**WHAT THE TASK REQUIRES:** Pull out every line of the material below that contains the word "copy".

* * * *

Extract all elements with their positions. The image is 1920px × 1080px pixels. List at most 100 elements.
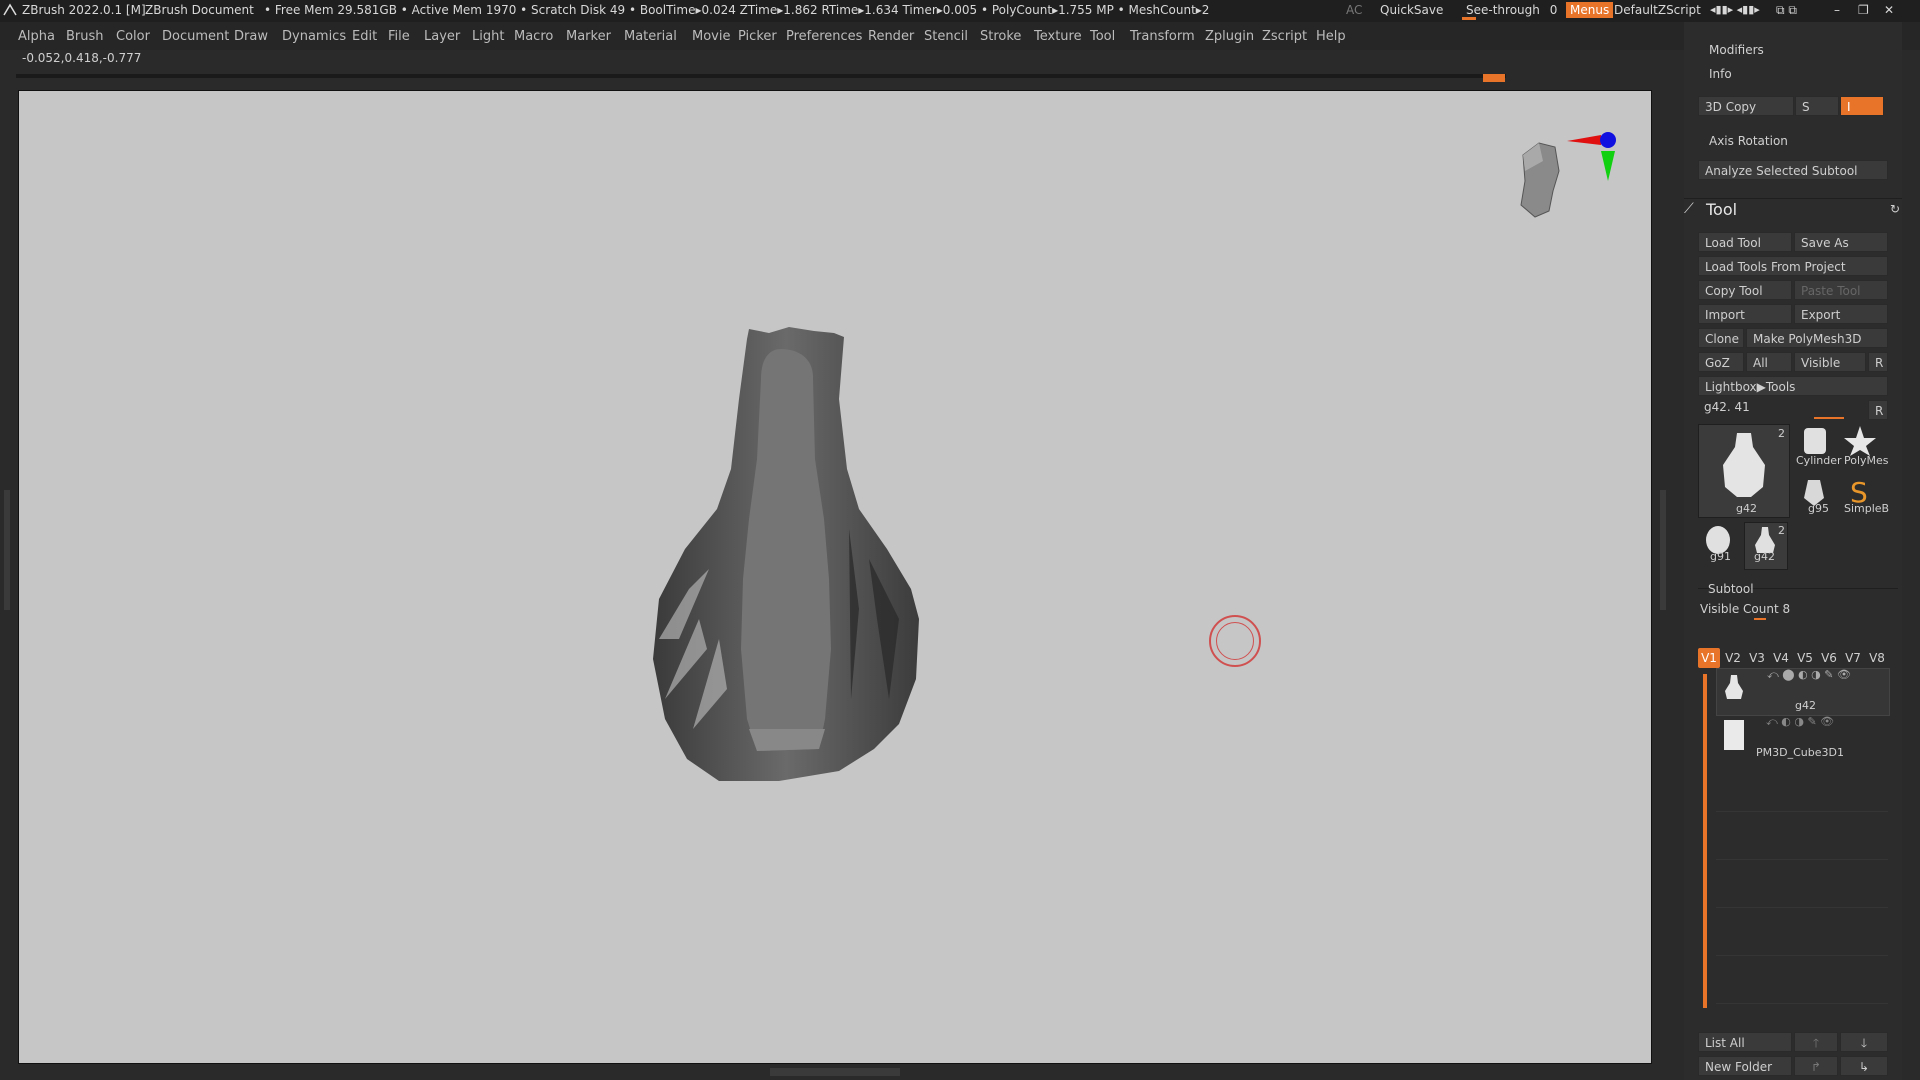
load-tool-button[interactable]: Load Tool	[1698, 232, 1792, 252]
navigation-head-icon[interactable]	[1509, 121, 1639, 231]
subtool-empty-slots	[1716, 764, 1888, 1004]
lightbox-tools-button[interactable]: Lightbox▶Tools	[1698, 376, 1888, 396]
export-button[interactable]: Export	[1794, 304, 1888, 324]
menu-item-preferences[interactable]: Preferences	[786, 29, 862, 44]
minimize-icon[interactable]: –	[1834, 3, 1840, 17]
axis-rotation-label[interactable]: Axis Rotation	[1709, 134, 1788, 148]
menu-item-edit[interactable]: Edit	[352, 29, 377, 44]
menu-item-light[interactable]: Light	[472, 29, 504, 44]
paste-tool-button[interactable]: Paste Tool	[1794, 280, 1888, 300]
subtool-name-g42: g42	[1795, 699, 1816, 712]
menu-item-material[interactable]: Material	[624, 29, 677, 44]
analyze-selected-subtool-button[interactable]: Analyze Selected Subtool	[1698, 160, 1888, 180]
load-tools-from-project-button[interactable]: Load Tools From Project	[1698, 256, 1888, 276]
move-up-icon[interactable]: 🡑	[1794, 1032, 1838, 1052]
menus-button[interactable]: Menus	[1566, 2, 1614, 18]
see-through-fill	[1462, 17, 1476, 20]
refresh-icon[interactable]: ↻	[1890, 202, 1900, 216]
import-button[interactable]: Import	[1698, 304, 1792, 324]
copy-3d-button[interactable]: 3D Copy	[1698, 96, 1794, 116]
tab-v6[interactable]: V6	[1818, 648, 1840, 668]
tool-label-g95: g95	[1808, 502, 1829, 515]
timeline-marker[interactable]	[1483, 74, 1505, 82]
tab-v2[interactable]: V2	[1722, 648, 1744, 668]
coordinates-readout: -0.052,0.418,-0.777	[22, 51, 142, 65]
subtool-row-icons[interactable]: ⤺ ◐ ◑ ✎ 👁	[1766, 715, 1834, 729]
list-all-button[interactable]: List All	[1698, 1032, 1792, 1052]
default-zscript-button[interactable]: DefaultZScript	[1614, 3, 1701, 17]
menu-item-draw[interactable]: Draw	[234, 29, 268, 44]
menu-item-brush[interactable]: Brush	[66, 29, 104, 44]
quicksave-button[interactable]: QuickSave	[1380, 3, 1443, 17]
subtool-scrollbar[interactable]	[1703, 674, 1707, 1008]
menu-item-movie[interactable]: Movie	[692, 29, 730, 44]
menu-item-dynamics[interactable]: Dynamics	[282, 29, 346, 44]
tab-v4[interactable]: V4	[1770, 648, 1792, 668]
menu-item-tool[interactable]: Tool	[1090, 29, 1115, 44]
menu-item-transform[interactable]: Transform	[1130, 29, 1195, 44]
menu-item-alpha[interactable]: Alpha	[18, 29, 55, 44]
menu-item-layer[interactable]: Layer	[424, 29, 460, 44]
tool-r-button[interactable]: R	[1868, 400, 1888, 420]
menu-item-document[interactable]: Document	[162, 29, 229, 44]
tool-label-g42: g42	[1736, 502, 1757, 515]
left-tray-handle[interactable]	[4, 490, 10, 610]
copy-tool-button[interactable]: Copy Tool	[1698, 280, 1792, 300]
menu-item-texture[interactable]: Texture	[1034, 29, 1082, 44]
subtool-row-cube[interactable]: ⤺ ◐ ◑ ✎ 👁 PM3D_Cube3D1	[1716, 715, 1888, 762]
tool-pin-icon[interactable]: ⟋	[1684, 201, 1694, 217]
tool-palette-title[interactable]: Tool	[1706, 200, 1737, 219]
subtool-header[interactable]: Subtool	[1708, 582, 1754, 596]
subtool-name-cube: PM3D_Cube3D1	[1756, 746, 1844, 759]
menu-item-color[interactable]: Color	[116, 29, 150, 44]
visible-count-fill	[1754, 618, 1766, 620]
menu-item-picker[interactable]: Picker	[738, 29, 777, 44]
menu-item-help[interactable]: Help	[1316, 29, 1346, 44]
layout-icons[interactable]: ◂▮▮▸ ◂▮▮▸	[1710, 3, 1760, 16]
menu-item-zscript[interactable]: Zscript	[1262, 29, 1307, 44]
menu-item-file[interactable]: File	[388, 29, 410, 44]
menu-item-marker[interactable]: Marker	[566, 29, 611, 44]
new-folder-button[interactable]: New Folder	[1698, 1056, 1792, 1076]
current-tool-slider[interactable]: g42. 41	[1704, 400, 1750, 414]
viewport-canvas[interactable]	[18, 90, 1652, 1064]
tool-label-cylinder: Cylinder	[1796, 454, 1842, 467]
tab-v3[interactable]: V3	[1746, 648, 1768, 668]
folder-action2-icon[interactable]: ↳	[1840, 1056, 1888, 1076]
info-header[interactable]: Info	[1709, 67, 1732, 81]
menu-item-zplugin[interactable]: Zplugin	[1205, 29, 1254, 44]
tab-v8[interactable]: V8	[1866, 648, 1888, 668]
goz-r-button[interactable]: R	[1868, 352, 1888, 372]
move-down-icon[interactable]: 🡓	[1840, 1032, 1888, 1052]
clone-button[interactable]: Clone	[1698, 328, 1744, 348]
menu-item-stencil[interactable]: Stencil	[924, 29, 968, 44]
modifiers-header[interactable]: Modifiers	[1709, 43, 1764, 57]
bottom-tray-handle[interactable]	[770, 1068, 900, 1076]
goz-all-button[interactable]: All	[1746, 352, 1792, 372]
folder-action-icon[interactable]: ↱	[1794, 1056, 1838, 1076]
tab-v7[interactable]: V7	[1842, 648, 1864, 668]
title-bar: ZBrush 2022.0.1 [M] ZBrush Document • Fr…	[0, 0, 1920, 22]
right-tray-handle[interactable]	[1660, 490, 1666, 610]
restore-icon[interactable]: ❐	[1858, 3, 1869, 17]
see-through-slider[interactable]: See-through 0	[1466, 3, 1557, 17]
make-polymesh3d-button[interactable]: Make PolyMesh3D	[1746, 328, 1888, 348]
tab-v1[interactable]: V1	[1698, 648, 1720, 668]
copy-input-field[interactable]: I	[1840, 96, 1884, 116]
save-as-button[interactable]: Save As	[1794, 232, 1888, 252]
menu-item-macro[interactable]: Macro	[514, 29, 553, 44]
menu-item-render[interactable]: Render	[868, 29, 914, 44]
timeline-track[interactable]	[16, 74, 1506, 78]
close-icon[interactable]: ✕	[1884, 3, 1894, 17]
tool-label-g42-small: g42	[1754, 550, 1775, 563]
copy-s-button[interactable]: S	[1795, 96, 1839, 116]
goz-button[interactable]: GoZ	[1698, 352, 1744, 372]
visible-count-slider[interactable]: Visible Count 8	[1700, 602, 1790, 616]
goz-visible-button[interactable]: Visible	[1794, 352, 1866, 372]
subtool-row-icons[interactable]: ⤺ ⬤ ◐ ◑ ✎ 👁	[1767, 668, 1851, 682]
window-icons[interactable]: ⧉ ⧉	[1776, 3, 1797, 18]
tab-v5[interactable]: V5	[1794, 648, 1816, 668]
menu-item-stroke[interactable]: Stroke	[980, 29, 1021, 44]
ac-label[interactable]: AC	[1346, 3, 1362, 17]
subtool-row-g42[interactable]: ⤺ ⬤ ◐ ◑ ✎ 👁 g42	[1716, 668, 1890, 716]
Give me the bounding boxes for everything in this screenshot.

* * * *

**COMPLETED EXERCISE:**
copy-3d-button[interactable]: 3D Copy	[1698, 96, 1794, 116]
copy-tool-button[interactable]: Copy Tool	[1698, 280, 1792, 300]
copy-input-field[interactable]: I	[1840, 96, 1884, 116]
copy-s-button[interactable]: S	[1795, 96, 1839, 116]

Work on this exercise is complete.